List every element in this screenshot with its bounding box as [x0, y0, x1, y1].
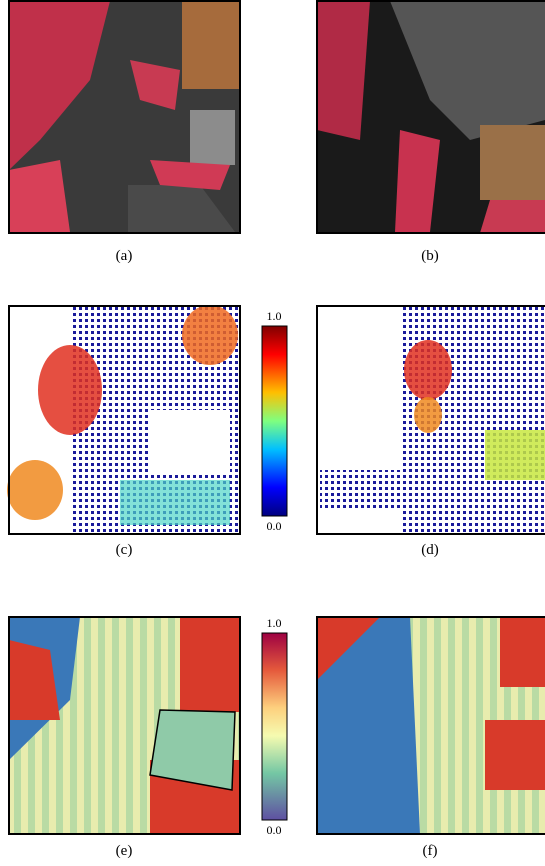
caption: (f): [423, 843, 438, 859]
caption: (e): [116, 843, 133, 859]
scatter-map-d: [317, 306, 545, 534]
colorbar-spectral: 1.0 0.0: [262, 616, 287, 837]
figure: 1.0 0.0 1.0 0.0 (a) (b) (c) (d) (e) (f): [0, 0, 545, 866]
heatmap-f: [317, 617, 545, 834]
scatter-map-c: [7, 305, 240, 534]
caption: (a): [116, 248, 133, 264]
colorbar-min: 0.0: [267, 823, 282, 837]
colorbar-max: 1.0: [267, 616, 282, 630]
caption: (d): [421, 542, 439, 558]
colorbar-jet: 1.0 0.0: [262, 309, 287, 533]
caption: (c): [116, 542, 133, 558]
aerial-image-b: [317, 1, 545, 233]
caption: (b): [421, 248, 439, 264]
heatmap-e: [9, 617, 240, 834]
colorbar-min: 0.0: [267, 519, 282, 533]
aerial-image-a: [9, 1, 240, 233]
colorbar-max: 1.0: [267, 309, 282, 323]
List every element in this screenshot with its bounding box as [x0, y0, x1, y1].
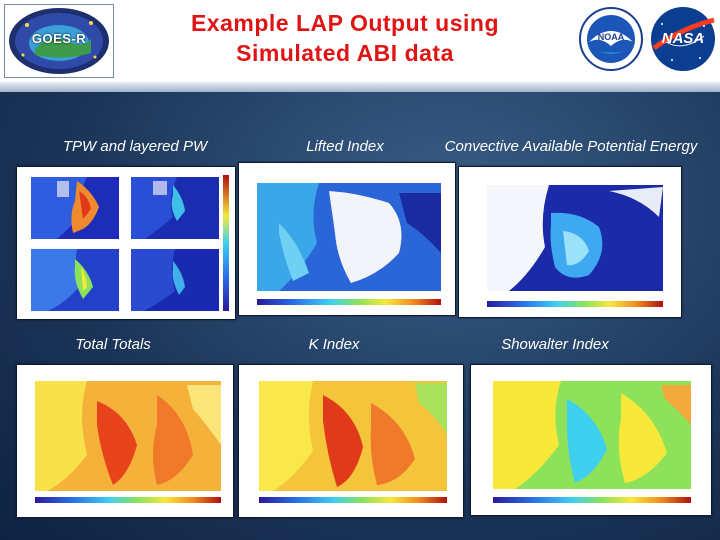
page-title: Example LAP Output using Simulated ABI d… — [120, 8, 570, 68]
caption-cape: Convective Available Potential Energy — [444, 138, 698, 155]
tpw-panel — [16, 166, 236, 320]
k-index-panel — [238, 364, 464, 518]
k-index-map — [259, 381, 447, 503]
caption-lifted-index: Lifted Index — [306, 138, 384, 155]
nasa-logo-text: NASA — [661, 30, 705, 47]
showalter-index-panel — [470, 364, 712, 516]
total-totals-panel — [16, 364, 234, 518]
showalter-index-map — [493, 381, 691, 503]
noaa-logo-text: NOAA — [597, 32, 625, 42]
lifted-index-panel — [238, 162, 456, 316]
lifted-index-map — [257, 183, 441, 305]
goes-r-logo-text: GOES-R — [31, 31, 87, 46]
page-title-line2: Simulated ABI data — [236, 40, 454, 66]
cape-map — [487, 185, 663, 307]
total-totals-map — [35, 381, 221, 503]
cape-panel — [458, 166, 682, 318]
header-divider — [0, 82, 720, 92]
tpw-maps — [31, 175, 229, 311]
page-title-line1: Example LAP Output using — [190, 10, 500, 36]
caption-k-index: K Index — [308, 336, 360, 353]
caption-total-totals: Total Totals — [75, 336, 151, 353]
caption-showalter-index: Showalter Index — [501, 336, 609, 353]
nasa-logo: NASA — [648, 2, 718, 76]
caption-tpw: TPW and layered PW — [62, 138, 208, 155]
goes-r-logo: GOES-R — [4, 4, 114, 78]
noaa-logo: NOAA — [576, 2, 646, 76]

--*--

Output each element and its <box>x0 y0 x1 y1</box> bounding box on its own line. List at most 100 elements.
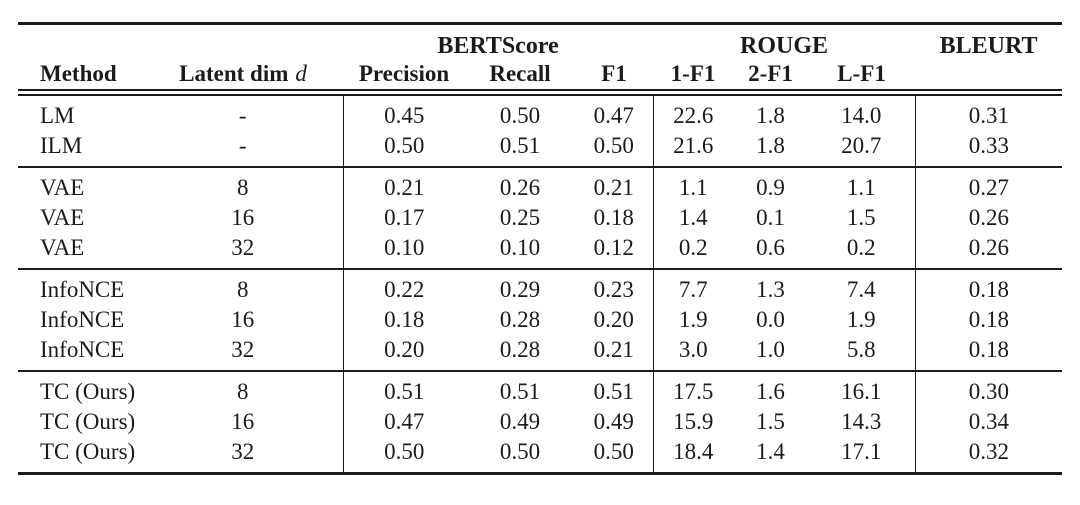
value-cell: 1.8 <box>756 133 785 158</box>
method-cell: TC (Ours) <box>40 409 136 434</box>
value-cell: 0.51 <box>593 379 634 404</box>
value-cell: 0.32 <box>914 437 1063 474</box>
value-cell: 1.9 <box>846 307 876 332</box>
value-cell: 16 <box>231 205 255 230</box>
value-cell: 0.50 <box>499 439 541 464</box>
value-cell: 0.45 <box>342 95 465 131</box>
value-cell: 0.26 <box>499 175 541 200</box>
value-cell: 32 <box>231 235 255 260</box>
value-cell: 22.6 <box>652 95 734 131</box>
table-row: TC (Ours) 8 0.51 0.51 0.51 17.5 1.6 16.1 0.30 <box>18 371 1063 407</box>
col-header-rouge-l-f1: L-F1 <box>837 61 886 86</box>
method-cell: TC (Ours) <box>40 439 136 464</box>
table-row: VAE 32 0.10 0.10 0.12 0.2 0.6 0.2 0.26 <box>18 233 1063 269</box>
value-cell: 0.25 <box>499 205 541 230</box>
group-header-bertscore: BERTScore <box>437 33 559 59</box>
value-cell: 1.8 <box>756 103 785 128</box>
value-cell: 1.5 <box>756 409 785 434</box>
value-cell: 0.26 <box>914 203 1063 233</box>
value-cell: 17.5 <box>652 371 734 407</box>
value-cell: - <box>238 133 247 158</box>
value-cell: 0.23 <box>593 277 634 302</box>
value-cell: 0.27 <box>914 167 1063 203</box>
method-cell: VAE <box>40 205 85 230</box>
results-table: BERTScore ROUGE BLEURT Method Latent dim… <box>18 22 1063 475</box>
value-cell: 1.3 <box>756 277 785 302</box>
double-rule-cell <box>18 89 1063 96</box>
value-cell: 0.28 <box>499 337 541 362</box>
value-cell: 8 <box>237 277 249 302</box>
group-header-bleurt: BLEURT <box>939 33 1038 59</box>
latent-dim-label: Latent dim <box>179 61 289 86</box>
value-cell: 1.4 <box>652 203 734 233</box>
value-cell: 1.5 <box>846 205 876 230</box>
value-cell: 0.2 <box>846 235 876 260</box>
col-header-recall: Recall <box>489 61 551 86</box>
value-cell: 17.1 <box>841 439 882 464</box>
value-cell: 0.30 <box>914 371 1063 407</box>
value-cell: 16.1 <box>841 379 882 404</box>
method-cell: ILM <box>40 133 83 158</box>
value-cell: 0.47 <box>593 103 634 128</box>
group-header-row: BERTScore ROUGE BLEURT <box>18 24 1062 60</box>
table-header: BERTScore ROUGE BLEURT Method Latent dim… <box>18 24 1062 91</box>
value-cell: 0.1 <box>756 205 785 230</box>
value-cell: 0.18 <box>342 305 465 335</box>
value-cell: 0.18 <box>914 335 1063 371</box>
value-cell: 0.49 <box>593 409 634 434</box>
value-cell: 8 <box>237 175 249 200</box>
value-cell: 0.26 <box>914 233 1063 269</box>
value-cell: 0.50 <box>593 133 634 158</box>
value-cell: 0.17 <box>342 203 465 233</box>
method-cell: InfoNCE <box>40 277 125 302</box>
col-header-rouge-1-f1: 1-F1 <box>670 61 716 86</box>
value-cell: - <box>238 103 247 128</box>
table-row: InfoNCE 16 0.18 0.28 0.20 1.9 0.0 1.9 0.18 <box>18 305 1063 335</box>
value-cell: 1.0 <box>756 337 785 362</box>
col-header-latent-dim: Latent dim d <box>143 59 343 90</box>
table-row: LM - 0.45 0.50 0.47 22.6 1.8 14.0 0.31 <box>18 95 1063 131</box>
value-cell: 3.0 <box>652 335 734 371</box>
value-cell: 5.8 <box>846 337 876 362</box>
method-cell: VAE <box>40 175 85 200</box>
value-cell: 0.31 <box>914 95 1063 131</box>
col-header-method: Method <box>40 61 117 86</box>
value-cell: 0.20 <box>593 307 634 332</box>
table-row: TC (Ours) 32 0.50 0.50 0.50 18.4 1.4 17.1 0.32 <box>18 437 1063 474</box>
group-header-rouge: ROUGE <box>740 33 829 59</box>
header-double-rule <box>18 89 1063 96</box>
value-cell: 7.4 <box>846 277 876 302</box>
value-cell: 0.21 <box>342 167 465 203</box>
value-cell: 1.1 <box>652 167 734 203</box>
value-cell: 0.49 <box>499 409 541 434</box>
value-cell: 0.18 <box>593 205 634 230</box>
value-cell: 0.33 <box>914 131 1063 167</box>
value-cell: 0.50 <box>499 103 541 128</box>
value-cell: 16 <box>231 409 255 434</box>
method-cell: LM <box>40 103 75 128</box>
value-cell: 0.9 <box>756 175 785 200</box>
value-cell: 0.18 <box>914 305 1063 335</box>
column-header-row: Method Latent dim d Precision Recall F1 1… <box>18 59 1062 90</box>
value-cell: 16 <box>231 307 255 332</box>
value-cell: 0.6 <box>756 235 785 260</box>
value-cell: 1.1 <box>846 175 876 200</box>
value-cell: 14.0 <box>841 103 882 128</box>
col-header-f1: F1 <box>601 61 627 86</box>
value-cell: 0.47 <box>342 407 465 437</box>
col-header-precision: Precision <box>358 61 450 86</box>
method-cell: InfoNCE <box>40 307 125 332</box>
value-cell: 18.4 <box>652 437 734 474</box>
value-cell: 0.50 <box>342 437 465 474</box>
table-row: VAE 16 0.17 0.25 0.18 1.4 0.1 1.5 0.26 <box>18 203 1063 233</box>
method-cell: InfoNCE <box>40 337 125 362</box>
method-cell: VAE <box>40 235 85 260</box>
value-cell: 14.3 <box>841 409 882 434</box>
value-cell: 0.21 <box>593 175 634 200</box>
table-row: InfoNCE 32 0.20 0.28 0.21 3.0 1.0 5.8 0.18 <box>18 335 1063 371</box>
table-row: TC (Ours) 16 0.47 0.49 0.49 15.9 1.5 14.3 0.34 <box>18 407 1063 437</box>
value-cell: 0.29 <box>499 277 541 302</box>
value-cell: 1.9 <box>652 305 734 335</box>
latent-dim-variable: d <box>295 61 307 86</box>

--*--

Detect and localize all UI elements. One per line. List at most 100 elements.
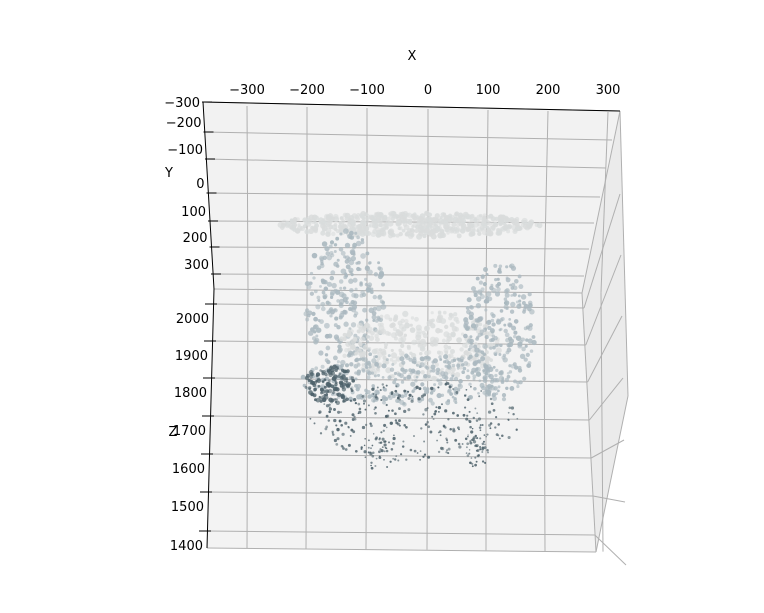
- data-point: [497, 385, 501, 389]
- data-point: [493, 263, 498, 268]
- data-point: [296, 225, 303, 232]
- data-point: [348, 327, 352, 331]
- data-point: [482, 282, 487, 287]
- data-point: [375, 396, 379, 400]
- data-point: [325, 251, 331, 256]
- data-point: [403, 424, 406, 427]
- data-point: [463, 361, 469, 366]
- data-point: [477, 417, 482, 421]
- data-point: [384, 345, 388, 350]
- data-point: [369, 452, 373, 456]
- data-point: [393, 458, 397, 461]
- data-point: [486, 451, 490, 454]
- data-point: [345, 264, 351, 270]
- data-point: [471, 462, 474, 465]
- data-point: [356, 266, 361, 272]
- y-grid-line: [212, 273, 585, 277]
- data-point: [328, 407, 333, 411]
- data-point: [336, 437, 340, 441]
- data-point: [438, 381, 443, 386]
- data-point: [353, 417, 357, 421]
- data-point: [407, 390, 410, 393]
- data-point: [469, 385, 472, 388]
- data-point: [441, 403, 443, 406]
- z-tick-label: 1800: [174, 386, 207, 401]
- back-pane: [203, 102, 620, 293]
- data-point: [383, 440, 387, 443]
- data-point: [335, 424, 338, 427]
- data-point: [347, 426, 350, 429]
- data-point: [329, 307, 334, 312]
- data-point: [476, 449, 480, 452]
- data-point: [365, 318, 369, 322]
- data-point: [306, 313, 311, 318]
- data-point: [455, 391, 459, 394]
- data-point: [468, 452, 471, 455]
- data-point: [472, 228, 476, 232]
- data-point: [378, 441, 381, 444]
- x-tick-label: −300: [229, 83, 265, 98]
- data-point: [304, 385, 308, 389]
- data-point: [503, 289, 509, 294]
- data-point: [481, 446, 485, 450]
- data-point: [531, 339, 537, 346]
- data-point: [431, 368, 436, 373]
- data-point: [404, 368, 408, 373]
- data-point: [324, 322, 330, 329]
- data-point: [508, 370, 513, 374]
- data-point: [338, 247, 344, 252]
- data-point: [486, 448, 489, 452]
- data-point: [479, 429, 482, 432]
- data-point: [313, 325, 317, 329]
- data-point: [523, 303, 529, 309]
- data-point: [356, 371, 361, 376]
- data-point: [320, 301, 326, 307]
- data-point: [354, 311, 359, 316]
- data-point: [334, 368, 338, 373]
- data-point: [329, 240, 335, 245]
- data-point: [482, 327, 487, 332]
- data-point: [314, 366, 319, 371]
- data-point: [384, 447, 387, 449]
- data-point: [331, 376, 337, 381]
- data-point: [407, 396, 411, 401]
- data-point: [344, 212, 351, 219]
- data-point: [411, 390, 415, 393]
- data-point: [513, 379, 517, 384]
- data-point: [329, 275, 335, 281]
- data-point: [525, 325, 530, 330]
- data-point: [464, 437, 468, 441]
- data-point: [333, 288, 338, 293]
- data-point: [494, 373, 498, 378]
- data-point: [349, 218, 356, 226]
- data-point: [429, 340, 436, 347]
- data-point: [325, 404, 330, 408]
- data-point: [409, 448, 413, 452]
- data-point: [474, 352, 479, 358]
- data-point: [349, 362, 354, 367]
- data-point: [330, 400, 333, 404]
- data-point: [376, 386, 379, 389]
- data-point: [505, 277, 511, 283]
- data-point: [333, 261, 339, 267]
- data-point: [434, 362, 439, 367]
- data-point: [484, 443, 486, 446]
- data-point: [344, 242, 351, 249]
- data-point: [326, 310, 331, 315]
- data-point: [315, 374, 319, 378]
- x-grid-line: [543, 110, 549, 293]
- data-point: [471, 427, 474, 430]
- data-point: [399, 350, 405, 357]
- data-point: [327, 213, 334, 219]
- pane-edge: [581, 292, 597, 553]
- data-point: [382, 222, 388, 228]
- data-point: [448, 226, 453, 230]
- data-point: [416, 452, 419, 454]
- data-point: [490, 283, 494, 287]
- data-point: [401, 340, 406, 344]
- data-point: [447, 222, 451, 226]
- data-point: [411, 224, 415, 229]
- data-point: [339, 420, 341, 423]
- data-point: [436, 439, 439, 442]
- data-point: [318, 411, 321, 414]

--*--

* **THE REQUEST**
Copy word for word the lines from the one containing "- data-point: [497, 385, 501, 389]" through the one containing "- data-point: [407, 396, 411, 401]", both ends included.

* **ANSWER TO THE EXERCISE**
- data-point: [497, 385, 501, 389]
- data-point: [493, 263, 498, 268]
- data-point: [296, 225, 303, 232]
- data-point: [348, 327, 352, 331]
- data-point: [482, 282, 487, 287]
- data-point: [375, 396, 379, 400]
- data-point: [325, 251, 331, 256]
- data-point: [403, 424, 406, 427]
- data-point: [463, 361, 469, 366]
- data-point: [477, 417, 482, 421]
- data-point: [384, 345, 388, 350]
- data-point: [369, 452, 373, 456]
- data-point: [393, 458, 397, 461]
- data-point: [486, 451, 490, 454]
- data-point: [345, 264, 351, 270]
- data-point: [471, 462, 474, 465]
- data-point: [356, 266, 361, 272]
- y-grid-line: [212, 273, 585, 277]
- data-point: [328, 407, 333, 411]
- data-point: [336, 437, 340, 441]
- data-point: [438, 381, 443, 386]
- data-point: [353, 417, 357, 421]
- data-point: [407, 390, 410, 393]
- data-point: [469, 385, 472, 388]
- data-point: [441, 403, 443, 406]
- z-tick-label: 1800: [174, 386, 207, 401]
- back-pane: [203, 102, 620, 293]
- data-point: [383, 440, 387, 443]
- data-point: [335, 424, 338, 427]
- data-point: [347, 426, 350, 429]
- data-point: [329, 307, 334, 312]
- data-point: [476, 449, 480, 452]
- data-point: [365, 318, 369, 322]
- data-point: [306, 313, 311, 318]
- data-point: [455, 391, 459, 394]
- data-point: [468, 452, 471, 455]
- data-point: [472, 228, 476, 232]
- data-point: [378, 441, 381, 444]
- x-tick-label: −300: [229, 83, 265, 98]
- data-point: [304, 385, 308, 389]
- data-point: [503, 289, 509, 294]
- data-point: [481, 446, 485, 450]
- data-point: [531, 339, 537, 346]
- data-point: [431, 368, 436, 373]
- data-point: [404, 368, 408, 373]
- data-point: [324, 322, 330, 329]
- data-point: [508, 370, 513, 374]
- data-point: [338, 247, 344, 252]
- data-point: [486, 448, 489, 452]
- data-point: [479, 429, 482, 432]
- data-point: [313, 325, 317, 329]
- data-point: [523, 303, 529, 309]
- data-point: [356, 371, 361, 376]
- data-point: [320, 301, 326, 307]
- data-point: [354, 311, 359, 316]
- data-point: [334, 368, 338, 373]
- data-point: [329, 240, 335, 245]
- data-point: [482, 327, 487, 332]
- data-point: [314, 366, 319, 371]
- data-point: [384, 447, 387, 449]
- data-point: [331, 376, 337, 381]
- data-point: [407, 396, 411, 401]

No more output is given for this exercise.